**Input data:**

___

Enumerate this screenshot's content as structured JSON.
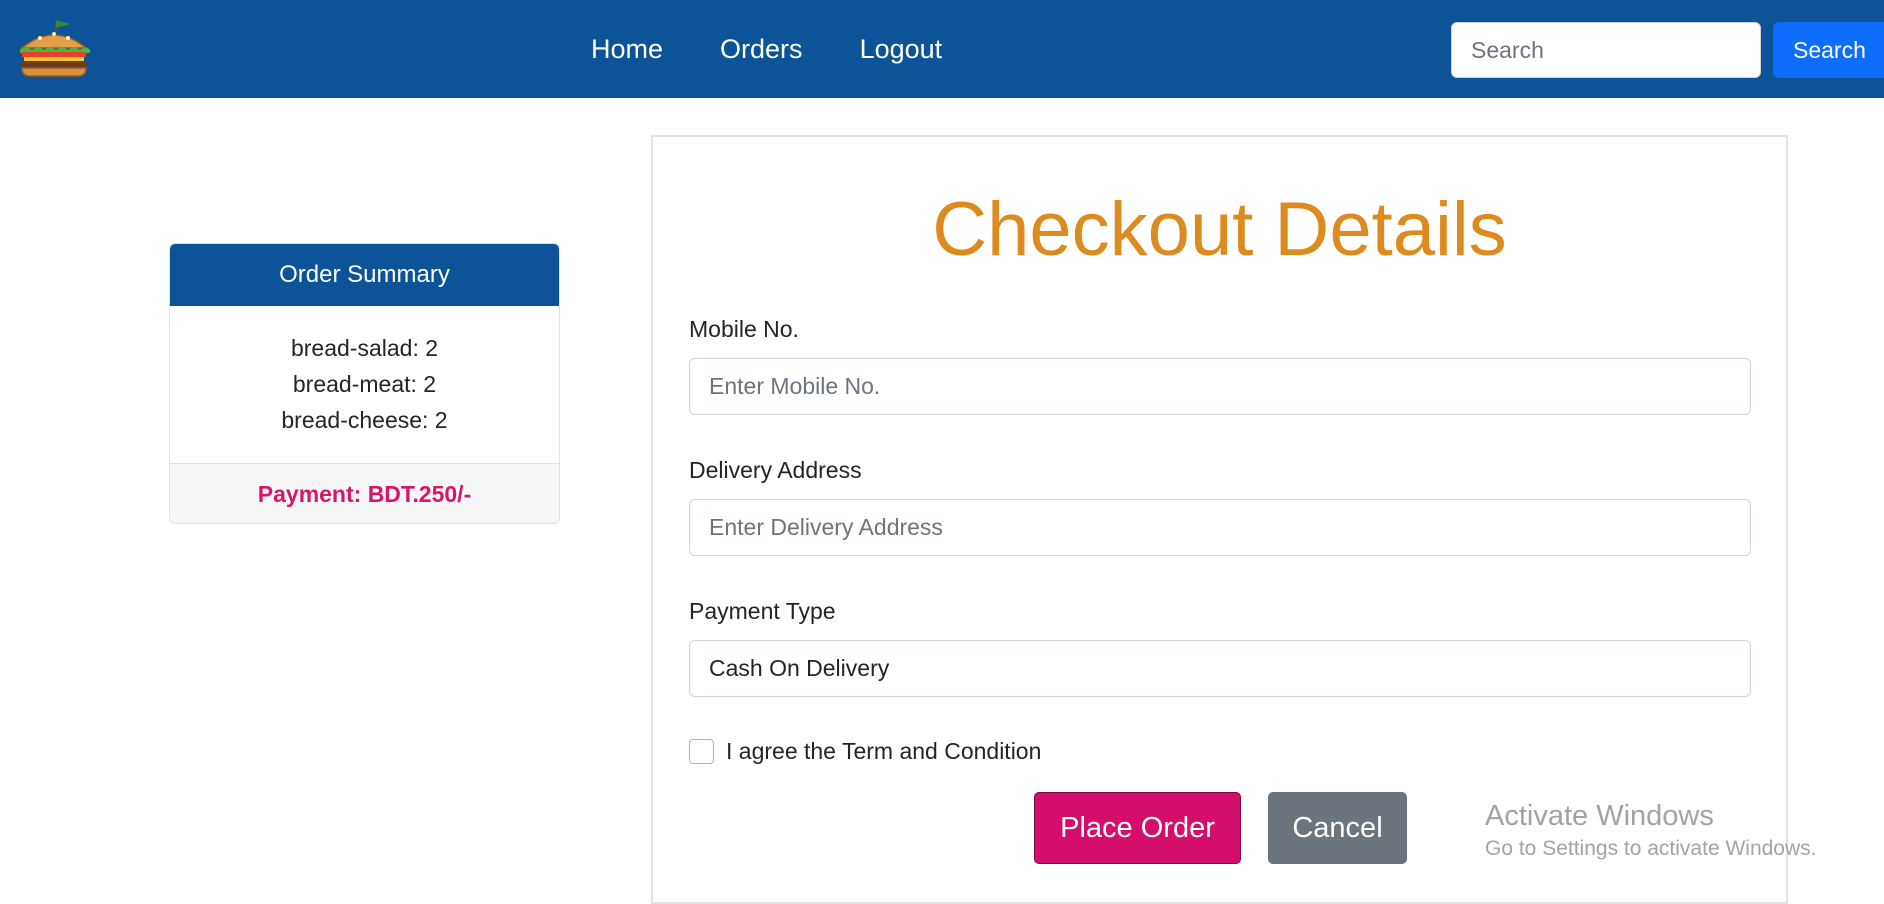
{
  "nav": {
    "links": [
      {
        "label": "Home"
      },
      {
        "label": "Orders"
      },
      {
        "label": "Logout"
      }
    ],
    "search": {
      "placeholder": "Search",
      "button_label": "Search"
    }
  },
  "summary": {
    "header": "Order Summary",
    "items": [
      "bread-salad: 2",
      "bread-meat: 2",
      "bread-cheese: 2"
    ],
    "payment": "Payment: BDT.250/-"
  },
  "checkout": {
    "title": "Checkout Details",
    "mobile": {
      "label": "Mobile No.",
      "placeholder": "Enter Mobile No."
    },
    "address": {
      "label": "Delivery Address",
      "placeholder": "Enter Delivery Address"
    },
    "payment_type": {
      "label": "Payment Type",
      "value": "Cash On Delivery"
    },
    "terms_label": "I agree the Term and Condition",
    "place_order_label": "Place Order",
    "cancel_label": "Cancel"
  },
  "watermark": {
    "title": "Activate Windows",
    "subtitle": "Go to Settings to activate Windows."
  },
  "colors": {
    "navbar": "#0c5497",
    "title": "#dd8a1f",
    "payment": "#d6166b",
    "place_order": "#d50e6c",
    "cancel": "#6c757d",
    "search_button": "#0d6efd"
  }
}
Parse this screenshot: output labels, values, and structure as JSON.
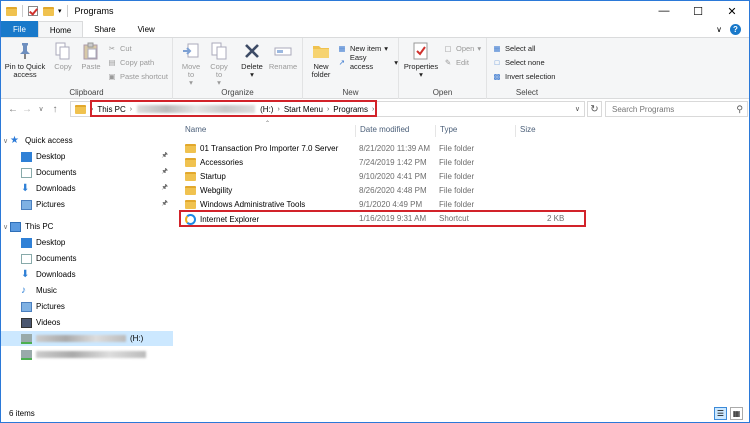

___

**Required task:**
Find every line in the entries that includes the word "Enter", then state how many there are and nothing else.

**Task output:**
2